═════ PASSAGE GIVEN ═════
Are you a reader who values a writer's style as much as the meaning it conveys?

Are you a writer who seeks to refine your own style?

Would you like to improve your understanding of the techniques writers use to create beautiful sentences?

Welcome to the search for the perfect sentence!


Most readers and writers focus on the content of a piece--the ideas it conveys, the story it carries, the events it chronicles. "So many books, so little time" we readers chorus, rushing through our stories, newspapers, websites. "Is it finished?" we writers ask. "Have I written enough words? Have I gotten the content across?"

Here we'll focus on the style of writing more than its content. We'll slow down. We'll read very short passages, sometimes single sentences, and we'll savor their wordcraft. We'll examine why each word was chosen, how they were arranged into sentences, and how those sentences evoke our responses. In the process, I hope we'll become more careful, perceptive readers and more effective writers.


Beautiful writing is everywhere--on the sports page of the morning paper, in the novel that relaxes you at night, in your grandmother's love letters found in the attic. If you would like to contribute a passage for close reading, with or without your own interpretation of its techniques, please email me at jtarasovic@gmail.com.
═════ PROVIDED RECORDS ═════
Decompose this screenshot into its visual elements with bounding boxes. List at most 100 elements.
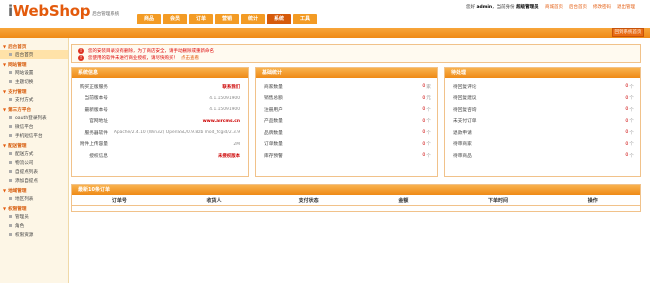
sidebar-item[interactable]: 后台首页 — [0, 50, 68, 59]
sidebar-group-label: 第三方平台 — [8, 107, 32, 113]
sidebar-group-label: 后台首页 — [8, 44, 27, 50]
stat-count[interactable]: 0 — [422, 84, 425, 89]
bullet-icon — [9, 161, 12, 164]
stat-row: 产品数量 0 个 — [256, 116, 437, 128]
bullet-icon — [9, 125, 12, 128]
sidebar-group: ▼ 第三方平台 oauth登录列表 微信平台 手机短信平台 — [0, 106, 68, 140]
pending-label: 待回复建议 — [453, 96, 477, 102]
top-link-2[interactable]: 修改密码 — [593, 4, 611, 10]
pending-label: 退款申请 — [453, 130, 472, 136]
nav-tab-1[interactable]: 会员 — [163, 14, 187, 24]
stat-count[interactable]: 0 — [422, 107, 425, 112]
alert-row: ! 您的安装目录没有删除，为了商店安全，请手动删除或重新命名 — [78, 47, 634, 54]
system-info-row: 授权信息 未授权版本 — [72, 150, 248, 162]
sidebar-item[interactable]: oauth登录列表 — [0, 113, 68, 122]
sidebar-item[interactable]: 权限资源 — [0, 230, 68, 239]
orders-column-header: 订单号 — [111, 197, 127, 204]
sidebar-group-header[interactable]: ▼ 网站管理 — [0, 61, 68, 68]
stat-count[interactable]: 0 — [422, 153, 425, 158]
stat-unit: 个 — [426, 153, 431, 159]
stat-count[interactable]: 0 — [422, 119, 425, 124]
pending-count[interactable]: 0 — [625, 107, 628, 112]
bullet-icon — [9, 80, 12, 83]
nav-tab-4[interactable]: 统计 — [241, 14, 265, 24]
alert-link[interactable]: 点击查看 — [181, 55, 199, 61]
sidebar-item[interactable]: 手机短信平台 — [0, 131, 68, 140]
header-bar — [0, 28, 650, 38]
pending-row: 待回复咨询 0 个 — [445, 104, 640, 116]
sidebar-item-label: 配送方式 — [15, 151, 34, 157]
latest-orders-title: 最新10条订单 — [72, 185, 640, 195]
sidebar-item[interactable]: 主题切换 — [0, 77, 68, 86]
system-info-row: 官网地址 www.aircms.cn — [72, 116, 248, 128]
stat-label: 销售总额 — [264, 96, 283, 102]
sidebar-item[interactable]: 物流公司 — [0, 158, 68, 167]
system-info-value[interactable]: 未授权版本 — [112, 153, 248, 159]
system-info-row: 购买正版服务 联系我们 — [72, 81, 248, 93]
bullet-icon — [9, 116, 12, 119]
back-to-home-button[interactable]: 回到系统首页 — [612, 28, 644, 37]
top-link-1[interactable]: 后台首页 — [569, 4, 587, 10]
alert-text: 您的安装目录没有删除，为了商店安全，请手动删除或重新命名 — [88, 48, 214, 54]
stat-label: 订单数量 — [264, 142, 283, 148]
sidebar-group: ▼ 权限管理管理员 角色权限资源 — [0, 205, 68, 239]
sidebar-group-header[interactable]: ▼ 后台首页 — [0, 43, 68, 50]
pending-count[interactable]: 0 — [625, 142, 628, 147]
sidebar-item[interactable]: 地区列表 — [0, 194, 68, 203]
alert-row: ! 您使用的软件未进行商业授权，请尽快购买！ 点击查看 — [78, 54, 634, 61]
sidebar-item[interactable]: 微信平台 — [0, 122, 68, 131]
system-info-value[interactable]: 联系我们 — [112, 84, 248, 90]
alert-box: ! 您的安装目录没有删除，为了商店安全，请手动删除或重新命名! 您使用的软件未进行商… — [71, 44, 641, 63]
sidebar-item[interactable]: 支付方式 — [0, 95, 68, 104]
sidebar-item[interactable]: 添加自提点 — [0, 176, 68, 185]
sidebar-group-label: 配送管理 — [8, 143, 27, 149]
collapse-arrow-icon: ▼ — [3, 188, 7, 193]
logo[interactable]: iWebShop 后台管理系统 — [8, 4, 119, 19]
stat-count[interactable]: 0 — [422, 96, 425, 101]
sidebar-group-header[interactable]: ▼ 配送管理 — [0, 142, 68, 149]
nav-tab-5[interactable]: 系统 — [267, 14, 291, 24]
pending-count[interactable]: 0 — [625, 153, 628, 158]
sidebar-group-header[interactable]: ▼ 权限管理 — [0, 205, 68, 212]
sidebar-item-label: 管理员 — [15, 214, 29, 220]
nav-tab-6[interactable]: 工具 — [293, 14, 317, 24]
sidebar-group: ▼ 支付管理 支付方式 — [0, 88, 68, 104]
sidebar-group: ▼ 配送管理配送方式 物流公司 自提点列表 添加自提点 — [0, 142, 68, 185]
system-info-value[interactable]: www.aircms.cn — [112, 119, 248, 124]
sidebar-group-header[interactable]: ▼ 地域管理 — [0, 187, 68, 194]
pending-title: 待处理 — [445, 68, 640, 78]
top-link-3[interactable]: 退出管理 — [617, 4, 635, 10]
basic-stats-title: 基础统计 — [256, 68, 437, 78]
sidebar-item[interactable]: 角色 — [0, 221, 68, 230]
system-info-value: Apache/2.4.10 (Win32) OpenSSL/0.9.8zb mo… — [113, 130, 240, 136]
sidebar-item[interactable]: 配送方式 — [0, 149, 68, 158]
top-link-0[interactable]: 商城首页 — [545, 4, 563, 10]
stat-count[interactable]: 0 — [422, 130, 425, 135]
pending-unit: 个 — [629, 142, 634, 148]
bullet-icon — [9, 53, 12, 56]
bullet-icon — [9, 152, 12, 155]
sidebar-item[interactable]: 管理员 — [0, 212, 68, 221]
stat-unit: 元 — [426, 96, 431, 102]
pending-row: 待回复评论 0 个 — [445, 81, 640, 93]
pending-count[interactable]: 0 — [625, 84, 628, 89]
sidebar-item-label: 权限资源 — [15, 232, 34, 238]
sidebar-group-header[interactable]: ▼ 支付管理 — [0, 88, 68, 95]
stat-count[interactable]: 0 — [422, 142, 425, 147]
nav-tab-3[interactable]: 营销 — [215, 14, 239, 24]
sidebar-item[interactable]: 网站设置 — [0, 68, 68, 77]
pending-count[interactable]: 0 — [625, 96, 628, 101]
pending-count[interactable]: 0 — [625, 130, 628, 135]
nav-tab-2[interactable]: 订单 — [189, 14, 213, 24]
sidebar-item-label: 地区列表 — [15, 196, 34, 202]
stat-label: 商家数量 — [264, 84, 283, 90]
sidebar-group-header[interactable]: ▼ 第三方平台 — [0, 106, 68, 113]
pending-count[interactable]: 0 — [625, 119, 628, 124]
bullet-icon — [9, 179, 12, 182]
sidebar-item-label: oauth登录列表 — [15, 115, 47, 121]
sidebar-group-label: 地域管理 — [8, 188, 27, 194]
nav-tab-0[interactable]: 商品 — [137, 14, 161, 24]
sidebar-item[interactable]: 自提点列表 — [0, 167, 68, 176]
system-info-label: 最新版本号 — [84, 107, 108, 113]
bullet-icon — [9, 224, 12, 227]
═════
◆ **SET OF TASKS**:
A. According to the passage on the search for the perfect sentence, what will be the focus here more than the content of writing?
B. From the passage on the search for the perfect sentence, repeat word for word the part that begins at the words "Are you a writer" and stops after "create beautiful sentences?".

◆ **RESULTS BY TASK**:
A. The style of writing.

B.
Are you a writer who seeks to refine your own style?

Would you like to improve your understanding of the techniques writers use to create beautiful sentences?